_TEXT SEGMENT:_
BEGIN

Investment by Europe's cleantech venture capitalists is shifting from energy generation to energy efficiency -- like smart electric meters.

The scenic Geneva lakeshore-complete with luxury houses and boutique fashion retailers-seems an odd place to tackle climate change. But in a five-star hotel on the Avenue de France in the center of the Swiss city, clean technology entrepreneurs, venture capitalists, and bankers gathered on June 17 and 18 to do just that. The agenda: Identify Europe's leading cleantech startups and make deals to fund the fight against global warming.

 Venture capital is now going to projects beyond energy generation. The summit, organized by the nonprofit European Tech Tour, comes at a tough time for the nascent green sector. Global venture capital investment in cleantech, which encompasses everything from solar panels to energy-efficiency lightbulbs, fell by almost half in the first quarter of 2009, compared with the same period a year earlier, to $1 billion, according to researcher The Cleantech Group. If broader mergers and acquisitions activity is included, consultantcy New Energy Finance calculates that investment in green energy similarly halved year-over-year, to $13.3 billion in the first quarter of 2009.

END

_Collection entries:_
BEGIN

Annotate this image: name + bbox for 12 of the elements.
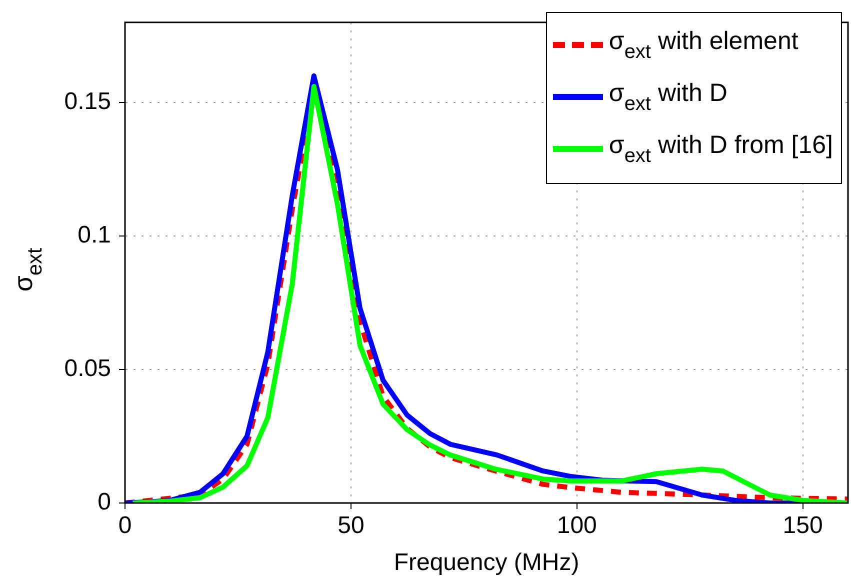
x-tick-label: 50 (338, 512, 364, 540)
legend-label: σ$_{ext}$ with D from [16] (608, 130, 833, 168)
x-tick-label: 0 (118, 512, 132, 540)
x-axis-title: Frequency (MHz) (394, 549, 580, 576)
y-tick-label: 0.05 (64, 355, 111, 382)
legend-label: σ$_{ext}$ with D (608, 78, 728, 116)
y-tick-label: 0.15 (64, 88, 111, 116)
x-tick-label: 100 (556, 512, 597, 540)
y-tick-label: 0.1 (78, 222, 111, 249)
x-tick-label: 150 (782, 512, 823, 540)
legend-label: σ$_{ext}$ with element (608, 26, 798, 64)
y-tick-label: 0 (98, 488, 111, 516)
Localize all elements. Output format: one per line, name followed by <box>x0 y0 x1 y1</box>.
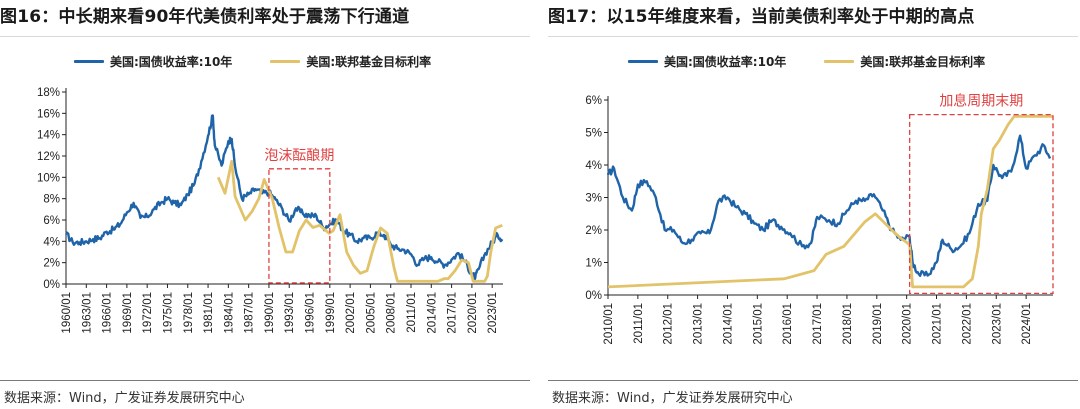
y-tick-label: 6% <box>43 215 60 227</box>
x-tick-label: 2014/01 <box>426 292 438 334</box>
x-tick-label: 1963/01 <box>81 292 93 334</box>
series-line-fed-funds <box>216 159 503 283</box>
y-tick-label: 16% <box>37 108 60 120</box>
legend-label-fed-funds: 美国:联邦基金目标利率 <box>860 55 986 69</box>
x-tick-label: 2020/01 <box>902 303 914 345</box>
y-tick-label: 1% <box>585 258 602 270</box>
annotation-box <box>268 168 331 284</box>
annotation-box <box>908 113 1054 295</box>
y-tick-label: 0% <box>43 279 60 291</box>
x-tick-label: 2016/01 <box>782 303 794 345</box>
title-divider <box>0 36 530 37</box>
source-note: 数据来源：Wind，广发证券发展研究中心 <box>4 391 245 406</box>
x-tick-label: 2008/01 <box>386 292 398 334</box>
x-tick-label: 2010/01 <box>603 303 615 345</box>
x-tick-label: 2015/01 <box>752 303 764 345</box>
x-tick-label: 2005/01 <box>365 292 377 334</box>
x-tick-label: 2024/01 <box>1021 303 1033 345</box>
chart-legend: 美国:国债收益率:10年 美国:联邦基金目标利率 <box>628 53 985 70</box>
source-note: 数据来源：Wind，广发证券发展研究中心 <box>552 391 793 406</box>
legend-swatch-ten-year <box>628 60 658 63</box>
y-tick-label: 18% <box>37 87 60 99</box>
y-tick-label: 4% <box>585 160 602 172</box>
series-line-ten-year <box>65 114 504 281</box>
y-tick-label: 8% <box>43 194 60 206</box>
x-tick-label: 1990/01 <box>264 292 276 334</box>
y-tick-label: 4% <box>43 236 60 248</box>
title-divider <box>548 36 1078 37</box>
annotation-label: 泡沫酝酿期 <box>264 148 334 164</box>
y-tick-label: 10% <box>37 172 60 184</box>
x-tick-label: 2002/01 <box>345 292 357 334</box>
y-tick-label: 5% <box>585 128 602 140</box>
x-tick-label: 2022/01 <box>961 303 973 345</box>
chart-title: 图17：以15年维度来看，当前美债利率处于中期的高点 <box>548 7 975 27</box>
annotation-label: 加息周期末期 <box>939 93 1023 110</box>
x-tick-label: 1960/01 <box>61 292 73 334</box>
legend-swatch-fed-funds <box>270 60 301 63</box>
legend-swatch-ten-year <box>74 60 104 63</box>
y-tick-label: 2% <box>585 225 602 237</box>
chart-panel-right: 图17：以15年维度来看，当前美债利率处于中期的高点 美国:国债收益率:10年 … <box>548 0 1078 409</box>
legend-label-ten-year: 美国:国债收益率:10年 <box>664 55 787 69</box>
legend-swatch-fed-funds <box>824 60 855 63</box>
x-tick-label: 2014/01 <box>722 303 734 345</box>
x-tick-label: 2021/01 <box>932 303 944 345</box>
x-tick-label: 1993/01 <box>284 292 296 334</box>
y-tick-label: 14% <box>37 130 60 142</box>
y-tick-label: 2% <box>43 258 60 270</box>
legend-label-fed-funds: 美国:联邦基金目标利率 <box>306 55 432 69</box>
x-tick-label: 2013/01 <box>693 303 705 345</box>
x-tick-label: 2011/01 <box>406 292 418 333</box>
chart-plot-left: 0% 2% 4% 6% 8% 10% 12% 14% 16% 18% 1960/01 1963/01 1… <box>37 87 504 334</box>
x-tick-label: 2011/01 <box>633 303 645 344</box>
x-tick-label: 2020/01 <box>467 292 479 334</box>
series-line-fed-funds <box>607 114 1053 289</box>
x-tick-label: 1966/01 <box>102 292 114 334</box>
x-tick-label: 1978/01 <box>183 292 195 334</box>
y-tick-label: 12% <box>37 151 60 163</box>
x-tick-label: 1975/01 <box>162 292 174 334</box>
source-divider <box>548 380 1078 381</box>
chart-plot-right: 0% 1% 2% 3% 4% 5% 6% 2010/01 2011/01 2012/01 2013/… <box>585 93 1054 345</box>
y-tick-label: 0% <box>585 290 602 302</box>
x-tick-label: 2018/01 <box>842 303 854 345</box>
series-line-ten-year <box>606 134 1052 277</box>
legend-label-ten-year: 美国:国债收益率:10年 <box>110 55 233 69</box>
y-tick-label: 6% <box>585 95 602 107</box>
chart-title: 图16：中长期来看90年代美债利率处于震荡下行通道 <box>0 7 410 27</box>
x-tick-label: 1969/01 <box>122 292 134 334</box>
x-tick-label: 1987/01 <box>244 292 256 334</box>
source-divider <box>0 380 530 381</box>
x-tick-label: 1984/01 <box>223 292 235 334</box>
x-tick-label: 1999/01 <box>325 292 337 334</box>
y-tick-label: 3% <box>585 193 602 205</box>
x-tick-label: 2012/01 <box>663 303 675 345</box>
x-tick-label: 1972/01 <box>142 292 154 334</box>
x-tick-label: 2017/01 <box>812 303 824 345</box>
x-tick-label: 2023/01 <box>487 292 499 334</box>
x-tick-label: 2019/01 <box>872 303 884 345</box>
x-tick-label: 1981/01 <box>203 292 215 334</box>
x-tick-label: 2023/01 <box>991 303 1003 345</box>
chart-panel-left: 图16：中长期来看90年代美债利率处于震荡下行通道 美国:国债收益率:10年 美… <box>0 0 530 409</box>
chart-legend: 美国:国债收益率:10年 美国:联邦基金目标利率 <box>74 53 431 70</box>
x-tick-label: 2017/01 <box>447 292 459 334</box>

END

_INSTRUCTIONS FOR THE TASK:_ Copy word for word the stretch of the cleantech article from "The scenic Geneva" through "against global warming.". Work only from the cleantech article, not from the entries.

_RESULT BELOW:_
The scenic Geneva lakeshore-complete with luxury houses and boutique fashion retailers-seems an odd place to tackle climate change. But in a five-star hotel on the Avenue de France in the center of the Swiss city, clean technology entrepreneurs, venture capitalists, and bankers gathered on June 17 and 18 to do just that. The agenda: Identify Europe's leading cleantech startups and make deals to fund the fight against global warming.